**REQUEST:** Would you transcribe the whole listing exactly, minus its pictures?
======== MATERIAL PROVIDED ========
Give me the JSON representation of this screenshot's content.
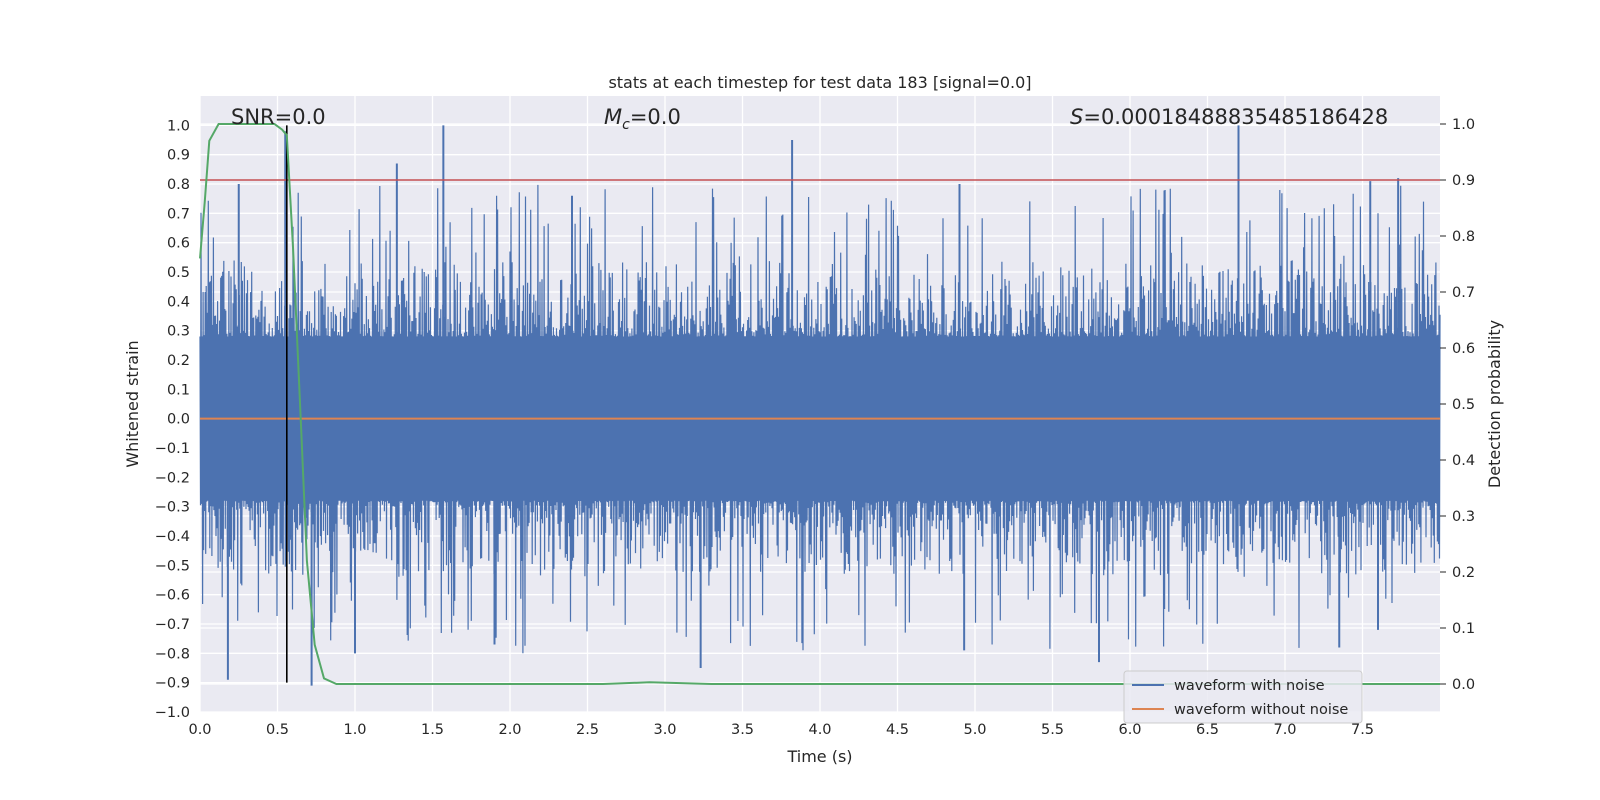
{
  "chart_data": {
    "type": "line",
    "title": "stats at each timestep for test data 183 [signal=0.0]",
    "xlabel": "Time (s)",
    "ylabel": "Whitened strain",
    "y2label": "Detection probability",
    "xlim": [
      0.0,
      8.0
    ],
    "ylim": [
      -1.0,
      1.1
    ],
    "y2lim": [
      -0.05,
      1.05
    ],
    "x_ticks": [
      "0.0",
      "0.5",
      "1.0",
      "1.5",
      "2.0",
      "2.5",
      "3.0",
      "3.5",
      "4.0",
      "4.5",
      "5.0",
      "5.5",
      "6.0",
      "6.5",
      "7.0",
      "7.5"
    ],
    "y_ticks": [
      "1.0",
      "0.9",
      "0.8",
      "0.7",
      "0.6",
      "0.5",
      "0.4",
      "0.3",
      "0.2",
      "0.1",
      "0.0",
      "−0.1",
      "−0.2",
      "−0.3",
      "−0.4",
      "−0.5",
      "−0.6",
      "−0.7",
      "−0.8",
      "−0.9",
      "−1.0"
    ],
    "y2_ticks": [
      "1.0",
      "0.9",
      "0.8",
      "0.7",
      "0.6",
      "0.5",
      "0.4",
      "0.3",
      "0.2",
      "0.1",
      "0.0"
    ],
    "grid": true,
    "legend_position": "lower-right",
    "annotations": {
      "snr": "SNR=0.0",
      "mc_symbol": "M",
      "mc_sub": "c",
      "mc_value": "=0.0",
      "s_symbol": "S",
      "s_value": "=0.00018488835485186428"
    },
    "series": [
      {
        "name": "waveform with noise",
        "color": "#4c72b0",
        "axis": "left",
        "kind": "noise",
        "envelope_typical": 0.42,
        "peak_max": 1.0,
        "trough_min": -0.91,
        "peaks": [
          [
            0.55,
            0.98
          ],
          [
            1.27,
            0.87
          ],
          [
            1.57,
            1.0
          ],
          [
            3.82,
            0.95
          ],
          [
            4.9,
            0.8
          ],
          [
            6.7,
            1.0
          ],
          [
            7.55,
            0.81
          ],
          [
            7.73,
            0.82
          ],
          [
            0.25,
            0.8
          ],
          [
            2.4,
            0.76
          ]
        ],
        "troughs": [
          [
            0.18,
            -0.89
          ],
          [
            0.72,
            -0.91
          ],
          [
            1.0,
            -0.8
          ],
          [
            1.9,
            -0.77
          ],
          [
            3.23,
            -0.85
          ],
          [
            4.93,
            -0.79
          ],
          [
            5.8,
            -0.83
          ],
          [
            7.35,
            -0.78
          ],
          [
            7.6,
            -0.72
          ]
        ]
      },
      {
        "name": "waveform without noise",
        "color": "#dd8452",
        "axis": "left",
        "x": [
          0.0,
          8.0
        ],
        "y": [
          0.0,
          0.0
        ]
      },
      {
        "name": "",
        "color": "#55a868",
        "axis": "right",
        "x": [
          0.0,
          0.03,
          0.06,
          0.12,
          0.2,
          0.3,
          0.4,
          0.48,
          0.53,
          0.56,
          0.6,
          0.65,
          0.69,
          0.74,
          0.8,
          0.88,
          1.0,
          2.0,
          2.6,
          2.9,
          3.3,
          4.0,
          6.0,
          8.0
        ],
        "y": [
          0.76,
          0.86,
          0.97,
          1.0,
          1.0,
          1.0,
          1.0,
          1.0,
          0.99,
          0.98,
          0.78,
          0.47,
          0.22,
          0.07,
          0.01,
          0.0,
          0.0,
          0.0,
          0.0,
          0.003,
          0.0,
          0.0,
          0.0,
          0.0
        ]
      }
    ],
    "hlines_right": [
      {
        "y": 0.9,
        "color": "#c44e52"
      }
    ],
    "vlines": [
      {
        "x": 0.56,
        "y_from": -0.9,
        "y_to": 1.0,
        "color": "#000000"
      }
    ]
  }
}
========
**THE REPLY:**
Give me the JSON representation of this screenshot's content.
{
  "chart_data": {
    "type": "line",
    "title": "stats at each timestep for test data 183 [signal=0.0]",
    "xlabel": "Time (s)",
    "ylabel": "Whitened strain",
    "y2label": "Detection probability",
    "xlim": [
      0.0,
      8.0
    ],
    "ylim": [
      -1.0,
      1.1
    ],
    "y2lim": [
      -0.05,
      1.05
    ],
    "x_ticks": [
      "0.0",
      "0.5",
      "1.0",
      "1.5",
      "2.0",
      "2.5",
      "3.0",
      "3.5",
      "4.0",
      "4.5",
      "5.0",
      "5.5",
      "6.0",
      "6.5",
      "7.0",
      "7.5"
    ],
    "y_ticks": [
      "1.0",
      "0.9",
      "0.8",
      "0.7",
      "0.6",
      "0.5",
      "0.4",
      "0.3",
      "0.2",
      "0.1",
      "0.0",
      "−0.1",
      "−0.2",
      "−0.3",
      "−0.4",
      "−0.5",
      "−0.6",
      "−0.7",
      "−0.8",
      "−0.9",
      "−1.0"
    ],
    "y2_ticks": [
      "1.0",
      "0.9",
      "0.8",
      "0.7",
      "0.6",
      "0.5",
      "0.4",
      "0.3",
      "0.2",
      "0.1",
      "0.0"
    ],
    "grid": true,
    "legend_position": "lower-right",
    "annotations": {
      "snr": "SNR=0.0",
      "mc_symbol": "M",
      "mc_sub": "c",
      "mc_value": "=0.0",
      "s_symbol": "S",
      "s_value": "=0.00018488835485186428"
    },
    "series": [
      {
        "name": "waveform with noise",
        "color": "#4c72b0",
        "axis": "left",
        "kind": "noise",
        "envelope_typical": 0.42,
        "peak_max": 1.0,
        "trough_min": -0.91,
        "peaks": [
          [
            0.55,
            0.98
          ],
          [
            1.27,
            0.87
          ],
          [
            1.57,
            1.0
          ],
          [
            3.82,
            0.95
          ],
          [
            4.9,
            0.8
          ],
          [
            6.7,
            1.0
          ],
          [
            7.55,
            0.81
          ],
          [
            7.73,
            0.82
          ],
          [
            0.25,
            0.8
          ],
          [
            2.4,
            0.76
          ]
        ],
        "troughs": [
          [
            0.18,
            -0.89
          ],
          [
            0.72,
            -0.91
          ],
          [
            1.0,
            -0.8
          ],
          [
            1.9,
            -0.77
          ],
          [
            3.23,
            -0.85
          ],
          [
            4.93,
            -0.79
          ],
          [
            5.8,
            -0.83
          ],
          [
            7.35,
            -0.78
          ],
          [
            7.6,
            -0.72
          ]
        ]
      },
      {
        "name": "waveform without noise",
        "color": "#dd8452",
        "axis": "left",
        "x": [
          0.0,
          8.0
        ],
        "y": [
          0.0,
          0.0
        ]
      },
      {
        "name": "",
        "color": "#55a868",
        "axis": "right",
        "x": [
          0.0,
          0.03,
          0.06,
          0.12,
          0.2,
          0.3,
          0.4,
          0.48,
          0.53,
          0.56,
          0.6,
          0.65,
          0.69,
          0.74,
          0.8,
          0.88,
          1.0,
          2.0,
          2.6,
          2.9,
          3.3,
          4.0,
          6.0,
          8.0
        ],
        "y": [
          0.76,
          0.86,
          0.97,
          1.0,
          1.0,
          1.0,
          1.0,
          1.0,
          0.99,
          0.98,
          0.78,
          0.47,
          0.22,
          0.07,
          0.01,
          0.0,
          0.0,
          0.0,
          0.0,
          0.003,
          0.0,
          0.0,
          0.0,
          0.0
        ]
      }
    ],
    "hlines_right": [
      {
        "y": 0.9,
        "color": "#c44e52"
      }
    ],
    "vlines": [
      {
        "x": 0.56,
        "y_from": -0.9,
        "y_to": 1.0,
        "color": "#000000"
      }
    ]
  }
}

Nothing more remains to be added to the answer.